▶ [Task statement]: Every line below is to be copied exactly, with the pictures left out.

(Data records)
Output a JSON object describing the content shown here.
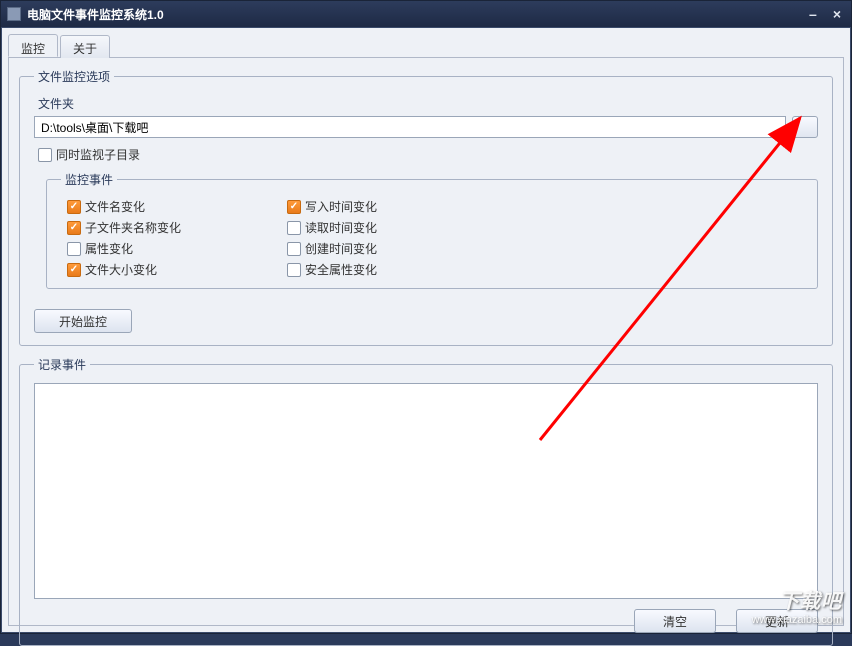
{
  "window": {
    "title": "电脑文件事件监控系统1.0"
  },
  "tabs": {
    "monitor": "监控",
    "about": "关于"
  },
  "options": {
    "legend": "文件监控选项",
    "folder_label": "文件夹",
    "folder_value": "D:\\tools\\桌面\\下载吧",
    "watch_subdirs_label": "同时监视子目录",
    "events_legend": "监控事件",
    "events": {
      "filename_change": "文件名变化",
      "subfolder_rename": "子文件夹名称变化",
      "attr_change": "属性变化",
      "size_change": "文件大小变化",
      "write_time": "写入时间变化",
      "read_time": "读取时间变化",
      "create_time": "创建时间变化",
      "security_attr": "安全属性变化"
    },
    "start_button": "开始监控"
  },
  "log": {
    "legend": "记录事件",
    "clear_button": "清空",
    "refresh_button": "更新"
  },
  "watermark": {
    "big": "下载吧",
    "url": "www.xiazaiba.com"
  }
}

▶ [Result of the exercise]:
Output a JSON object describing the content shown here.
{
  "window": {
    "title": "电脑文件事件监控系统1.0"
  },
  "tabs": {
    "monitor": "监控",
    "about": "关于"
  },
  "options": {
    "legend": "文件监控选项",
    "folder_label": "文件夹",
    "folder_value": "D:\\tools\\桌面\\下载吧",
    "watch_subdirs_label": "同时监视子目录",
    "events_legend": "监控事件",
    "events": {
      "filename_change": "文件名变化",
      "subfolder_rename": "子文件夹名称变化",
      "attr_change": "属性变化",
      "size_change": "文件大小变化",
      "write_time": "写入时间变化",
      "read_time": "读取时间变化",
      "create_time": "创建时间变化",
      "security_attr": "安全属性变化"
    },
    "start_button": "开始监控"
  },
  "log": {
    "legend": "记录事件",
    "clear_button": "清空",
    "refresh_button": "更新"
  },
  "watermark": {
    "big": "下载吧",
    "url": "www.xiazaiba.com"
  }
}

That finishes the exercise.